> **Set task**: Locate and copy each line in the data that contains the word "date".

> **Records for the exercise**:

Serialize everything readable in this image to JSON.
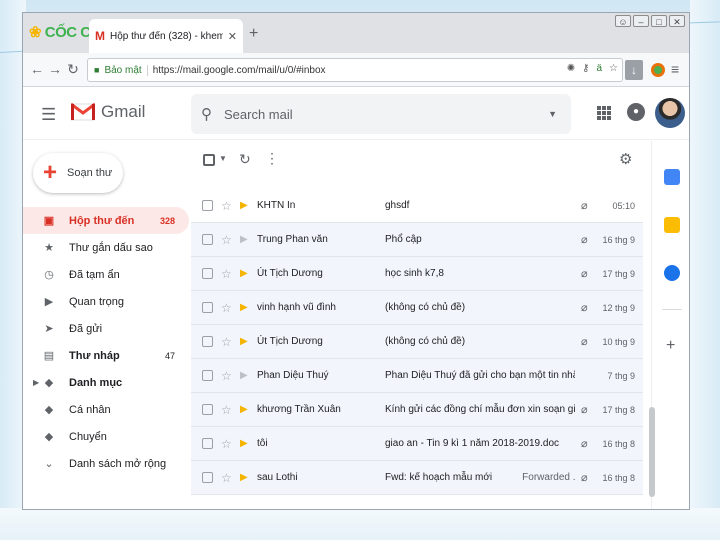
{
  "browser": {
    "brand": "CỐC CỐC",
    "tab_title": "Hộp thư đến (328) - khem",
    "new_tab": "+",
    "address": {
      "secure_label": "Bảo mật",
      "url": "https://mail.google.com/mail/u/0/#inbox"
    },
    "icons": [
      "back-icon",
      "forward-icon",
      "reload-icon",
      "lock-icon",
      "download-icon",
      "menu-icon"
    ]
  },
  "gmail": {
    "logo_text": "Gmail",
    "search_placeholder": "Search mail",
    "compose_label": "Soạn thư",
    "nav": [
      {
        "label": "Hộp thư đến",
        "count": "328",
        "icon": "inbox-icon",
        "active": true
      },
      {
        "label": "Thư gắn dấu sao",
        "count": "",
        "icon": "star-icon",
        "active": false
      },
      {
        "label": "Đã tạm ẩn",
        "count": "",
        "icon": "clock-icon",
        "active": false
      },
      {
        "label": "Quan trọng",
        "count": "",
        "icon": "important-icon",
        "active": false
      },
      {
        "label": "Đã gửi",
        "count": "",
        "icon": "send-icon",
        "active": false
      },
      {
        "label": "Thư nháp",
        "count": "47",
        "icon": "draft-icon",
        "active": false
      },
      {
        "label": "Danh mục",
        "count": "",
        "icon": "label-icon",
        "active": false
      },
      {
        "label": "Cá nhân",
        "count": "",
        "icon": "label-icon",
        "active": false
      },
      {
        "label": "Chuyển",
        "count": "",
        "icon": "label-icon",
        "active": false
      },
      {
        "label": "Danh sách mở rộng",
        "count": "",
        "icon": "chevron-down-icon",
        "active": false
      }
    ],
    "emails": [
      {
        "sender": "KHTN In",
        "subject": "ghsdf",
        "extra": "",
        "attachment": true,
        "important": true,
        "date": "05:10"
      },
      {
        "sender": "Trung Phan văn",
        "subject": "Phổ cập",
        "extra": "",
        "attachment": true,
        "important": false,
        "date": "16 thg 9"
      },
      {
        "sender": "Út Tịch Dương",
        "subject": "học sinh k7,8",
        "extra": "",
        "attachment": true,
        "important": true,
        "date": "17 thg 9"
      },
      {
        "sender": "vinh hạnh vũ đình",
        "subject": "(không có chủ đề)",
        "extra": "",
        "attachment": true,
        "important": true,
        "date": "12 thg 9"
      },
      {
        "sender": "Út Tịch Dương",
        "subject": "(không có chủ đề)",
        "extra": "",
        "attachment": true,
        "important": true,
        "date": "10 thg 9"
      },
      {
        "sender": "Phan Diệu Thuý",
        "subject": "Phan Diệu Thuý đã gửi cho bạn một tin nhắn. -",
        "extra": "",
        "attachment": false,
        "important": false,
        "date": "7 thg 9"
      },
      {
        "sender": "khương Trần Xuân",
        "subject": "Kính gửi các đồng chí mẫu đơn xin soạn giả...",
        "extra": "",
        "attachment": true,
        "important": true,
        "date": "17 thg 8"
      },
      {
        "sender": "tôi",
        "subject": "giao an - Tin 9 kì 1 năm 2018-2019.doc",
        "extra": "",
        "attachment": true,
        "important": true,
        "date": "16 thg 8"
      },
      {
        "sender": "sau Lothi",
        "subject": "Fwd: kế hoạch mẫu mới",
        "extra": "Forwarded ...",
        "attachment": true,
        "important": true,
        "date": "16 thg 8"
      }
    ]
  },
  "colors": {
    "accent_red": "#d93025",
    "important_yellow": "#f4b400",
    "active_bg": "#fce8e6"
  }
}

> **Answer to the problem**:
        "date": "05:10"
        "date": "16 thg 9"
        "date": "17 thg 9"
        "date": "12 thg 9"
        "date": "10 thg 9"
        "date": "7 thg 9"
        "date": "17 thg 8"
        "date": "16 thg 8"
        "date": "16 thg 8"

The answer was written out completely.